┏━━

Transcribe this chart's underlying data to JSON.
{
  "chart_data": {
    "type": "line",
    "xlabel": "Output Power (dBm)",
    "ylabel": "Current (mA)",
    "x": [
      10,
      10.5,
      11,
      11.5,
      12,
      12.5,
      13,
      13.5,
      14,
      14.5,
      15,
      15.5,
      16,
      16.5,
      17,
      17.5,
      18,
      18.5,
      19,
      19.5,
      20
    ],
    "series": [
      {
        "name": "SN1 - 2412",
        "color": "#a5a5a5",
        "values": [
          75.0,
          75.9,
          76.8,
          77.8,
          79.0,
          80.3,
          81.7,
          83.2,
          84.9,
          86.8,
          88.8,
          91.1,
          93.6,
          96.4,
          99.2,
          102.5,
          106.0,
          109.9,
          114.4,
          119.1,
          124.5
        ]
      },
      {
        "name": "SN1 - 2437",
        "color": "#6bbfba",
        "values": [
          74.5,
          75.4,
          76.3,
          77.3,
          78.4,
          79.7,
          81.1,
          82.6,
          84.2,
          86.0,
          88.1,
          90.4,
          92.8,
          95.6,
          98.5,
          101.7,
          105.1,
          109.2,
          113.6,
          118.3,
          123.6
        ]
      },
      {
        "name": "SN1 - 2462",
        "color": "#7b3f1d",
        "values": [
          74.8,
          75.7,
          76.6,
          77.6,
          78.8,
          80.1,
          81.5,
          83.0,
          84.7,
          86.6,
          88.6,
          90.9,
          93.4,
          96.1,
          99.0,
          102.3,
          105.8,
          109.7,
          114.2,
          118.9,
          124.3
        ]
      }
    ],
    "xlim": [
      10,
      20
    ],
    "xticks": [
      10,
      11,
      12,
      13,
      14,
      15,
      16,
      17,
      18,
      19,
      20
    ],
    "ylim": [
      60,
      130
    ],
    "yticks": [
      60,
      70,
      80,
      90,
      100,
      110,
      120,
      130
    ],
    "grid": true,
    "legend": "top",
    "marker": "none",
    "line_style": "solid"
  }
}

┗━━

### Stated task
Identify the lines above that contain the word "color", then copy them.

### Solution to the exercise
        "color": "#a5a5a5",
        "color": "#6bbfba",
        "color": "#7b3f1d",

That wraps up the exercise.